→ **What is needed**: The response must consist of the complete listing below, reproduced without alteration.

====== Provided records

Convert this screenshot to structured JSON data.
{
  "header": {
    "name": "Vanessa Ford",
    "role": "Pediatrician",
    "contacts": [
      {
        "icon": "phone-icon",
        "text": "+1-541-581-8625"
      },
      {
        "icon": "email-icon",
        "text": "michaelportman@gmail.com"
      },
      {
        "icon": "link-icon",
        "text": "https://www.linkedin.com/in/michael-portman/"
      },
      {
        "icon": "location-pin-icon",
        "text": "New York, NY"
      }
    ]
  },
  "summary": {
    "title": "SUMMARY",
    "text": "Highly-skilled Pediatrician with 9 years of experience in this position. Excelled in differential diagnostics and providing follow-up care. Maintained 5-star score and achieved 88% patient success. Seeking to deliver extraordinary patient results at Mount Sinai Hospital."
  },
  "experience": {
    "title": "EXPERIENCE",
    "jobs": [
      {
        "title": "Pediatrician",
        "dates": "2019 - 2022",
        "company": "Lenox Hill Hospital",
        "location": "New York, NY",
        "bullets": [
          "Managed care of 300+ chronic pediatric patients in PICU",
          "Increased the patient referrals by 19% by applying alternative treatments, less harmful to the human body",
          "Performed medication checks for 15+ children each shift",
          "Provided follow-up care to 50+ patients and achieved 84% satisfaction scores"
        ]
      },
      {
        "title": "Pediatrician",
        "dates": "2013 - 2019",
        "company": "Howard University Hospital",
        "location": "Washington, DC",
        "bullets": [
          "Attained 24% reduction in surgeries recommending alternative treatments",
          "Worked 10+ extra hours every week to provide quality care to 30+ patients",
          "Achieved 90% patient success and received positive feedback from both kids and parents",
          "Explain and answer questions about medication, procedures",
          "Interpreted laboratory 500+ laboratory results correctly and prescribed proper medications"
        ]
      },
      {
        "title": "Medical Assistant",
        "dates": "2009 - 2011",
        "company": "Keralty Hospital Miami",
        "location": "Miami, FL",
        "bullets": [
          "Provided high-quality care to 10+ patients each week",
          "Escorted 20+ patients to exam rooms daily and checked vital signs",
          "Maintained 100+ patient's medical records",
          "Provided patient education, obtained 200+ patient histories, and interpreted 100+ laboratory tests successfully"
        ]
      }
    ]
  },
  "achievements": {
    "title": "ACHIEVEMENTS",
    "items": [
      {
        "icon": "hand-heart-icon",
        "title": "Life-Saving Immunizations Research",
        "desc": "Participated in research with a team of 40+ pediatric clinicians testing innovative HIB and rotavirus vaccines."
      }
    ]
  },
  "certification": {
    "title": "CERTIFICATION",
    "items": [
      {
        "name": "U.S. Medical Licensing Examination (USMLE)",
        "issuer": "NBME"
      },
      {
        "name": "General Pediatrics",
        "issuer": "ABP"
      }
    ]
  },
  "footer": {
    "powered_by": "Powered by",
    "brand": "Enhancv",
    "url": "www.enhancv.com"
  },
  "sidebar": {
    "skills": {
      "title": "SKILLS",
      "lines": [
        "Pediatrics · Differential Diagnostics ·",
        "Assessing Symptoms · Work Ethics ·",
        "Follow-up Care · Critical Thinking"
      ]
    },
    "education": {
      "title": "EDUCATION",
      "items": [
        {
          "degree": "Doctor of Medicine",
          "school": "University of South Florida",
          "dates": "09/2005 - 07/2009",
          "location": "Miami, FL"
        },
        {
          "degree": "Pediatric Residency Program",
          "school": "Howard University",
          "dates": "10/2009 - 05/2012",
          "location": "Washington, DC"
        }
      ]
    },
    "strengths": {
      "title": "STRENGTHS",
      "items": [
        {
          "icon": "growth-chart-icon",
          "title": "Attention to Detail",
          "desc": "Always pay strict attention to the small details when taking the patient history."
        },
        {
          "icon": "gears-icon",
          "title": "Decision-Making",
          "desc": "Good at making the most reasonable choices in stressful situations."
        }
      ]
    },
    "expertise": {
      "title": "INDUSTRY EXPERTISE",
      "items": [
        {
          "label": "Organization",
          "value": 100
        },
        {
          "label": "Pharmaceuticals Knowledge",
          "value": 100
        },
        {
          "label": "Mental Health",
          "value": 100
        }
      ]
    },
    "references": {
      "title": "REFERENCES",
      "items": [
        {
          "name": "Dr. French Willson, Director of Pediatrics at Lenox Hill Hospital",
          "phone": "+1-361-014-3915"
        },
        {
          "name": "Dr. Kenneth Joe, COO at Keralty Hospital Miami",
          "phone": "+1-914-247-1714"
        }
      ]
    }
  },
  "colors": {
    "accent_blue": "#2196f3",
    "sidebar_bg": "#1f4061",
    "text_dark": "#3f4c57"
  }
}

============

→ **Exercise result**:
Convert this screenshot to structured JSON data.
{
  "header": {
    "name": "Vanessa Ford",
    "role": "Pediatrician",
    "contacts": [
      {
        "icon": "phone-icon",
        "text": "+1-541-581-8625"
      },
      {
        "icon": "email-icon",
        "text": "michaelportman@gmail.com"
      },
      {
        "icon": "link-icon",
        "text": "https://www.linkedin.com/in/michael-portman/"
      },
      {
        "icon": "location-pin-icon",
        "text": "New York, NY"
      }
    ]
  },
  "summary": {
    "title": "SUMMARY",
    "text": "Highly-skilled Pediatrician with 9 years of experience in this position. Excelled in differential diagnostics and providing follow-up care. Maintained 5-star score and achieved 88% patient success. Seeking to deliver extraordinary patient results at Mount Sinai Hospital."
  },
  "experience": {
    "title": "EXPERIENCE",
    "jobs": [
      {
        "title": "Pediatrician",
        "dates": "2019 - 2022",
        "company": "Lenox Hill Hospital",
        "location": "New York, NY",
        "bullets": [
          "Managed care of 300+ chronic pediatric patients in PICU",
          "Increased the patient referrals by 19% by applying alternative treatments, less harmful to the human body",
          "Performed medication checks for 15+ children each shift",
          "Provided follow-up care to 50+ patients and achieved 84% satisfaction scores"
        ]
      },
      {
        "title": "Pediatrician",
        "dates": "2013 - 2019",
        "company": "Howard University Hospital",
        "location": "Washington, DC",
        "bullets": [
          "Attained 24% reduction in surgeries recommending alternative treatments",
          "Worked 10+ extra hours every week to provide quality care to 30+ patients",
          "Achieved 90% patient success and received positive feedback from both kids and parents",
          "Explain and answer questions about medication, procedures",
          "Interpreted laboratory 500+ laboratory results correctly and prescribed proper medications"
        ]
      },
      {
        "title": "Medical Assistant",
        "dates": "2009 - 2011",
        "company": "Keralty Hospital Miami",
        "location": "Miami, FL",
        "bullets": [
          "Provided high-quality care to 10+ patients each week",
          "Escorted 20+ patients to exam rooms daily and checked vital signs",
          "Maintained 100+ patient's medical records",
          "Provided patient education, obtained 200+ patient histories, and interpreted 100+ laboratory tests successfully"
        ]
      }
    ]
  },
  "achievements": {
    "title": "ACHIEVEMENTS",
    "items": [
      {
        "icon": "hand-heart-icon",
        "title": "Life-Saving Immunizations Research",
        "desc": "Participated in research with a team of 40+ pediatric clinicians testing innovative HIB and rotavirus vaccines."
      }
    ]
  },
  "certification": {
    "title": "CERTIFICATION",
    "items": [
      {
        "name": "U.S. Medical Licensing Examination (USMLE)",
        "issuer": "NBME"
      },
      {
        "name": "General Pediatrics",
        "issuer": "ABP"
      }
    ]
  },
  "footer": {
    "powered_by": "Powered by",
    "brand": "Enhancv",
    "url": "www.enhancv.com"
  },
  "sidebar": {
    "skills": {
      "title": "SKILLS",
      "lines": [
        "Pediatrics · Differential Diagnostics ·",
        "Assessing Symptoms · Work Ethics ·",
        "Follow-up Care · Critical Thinking"
      ]
    },
    "education": {
      "title": "EDUCATION",
      "items": [
        {
          "degree": "Doctor of Medicine",
          "school": "University of South Florida",
          "dates": "09/2005 - 07/2009",
          "location": "Miami, FL"
        },
        {
          "degree": "Pediatric Residency Program",
          "school": "Howard University",
          "dates": "10/2009 - 05/2012",
          "location": "Washington, DC"
        }
      ]
    },
    "strengths": {
      "title": "STRENGTHS",
      "items": [
        {
          "icon": "growth-chart-icon",
          "title": "Attention to Detail",
          "desc": "Always pay strict attention to the small details when taking the patient history."
        },
        {
          "icon": "gears-icon",
          "title": "Decision-Making",
          "desc": "Good at making the most reasonable choices in stressful situations."
        }
      ]
    },
    "expertise": {
      "title": "INDUSTRY EXPERTISE",
      "items": [
        {
          "label": "Organization",
          "value": 100
        },
        {
          "label": "Pharmaceuticals Knowledge",
          "value": 100
        },
        {
          "label": "Mental Health",
          "value": 100
        }
      ]
    },
    "references": {
      "title": "REFERENCES",
      "items": [
        {
          "name": "Dr. French Willson, Director of Pediatrics at Lenox Hill Hospital",
          "phone": "+1-361-014-3915"
        },
        {
          "name": "Dr. Kenneth Joe, COO at Keralty Hospital Miami",
          "phone": "+1-914-247-1714"
        }
      ]
    }
  },
  "colors": {
    "accent_blue": "#2196f3",
    "sidebar_bg": "#1f4061",
    "text_dark": "#3f4c57"
  }
}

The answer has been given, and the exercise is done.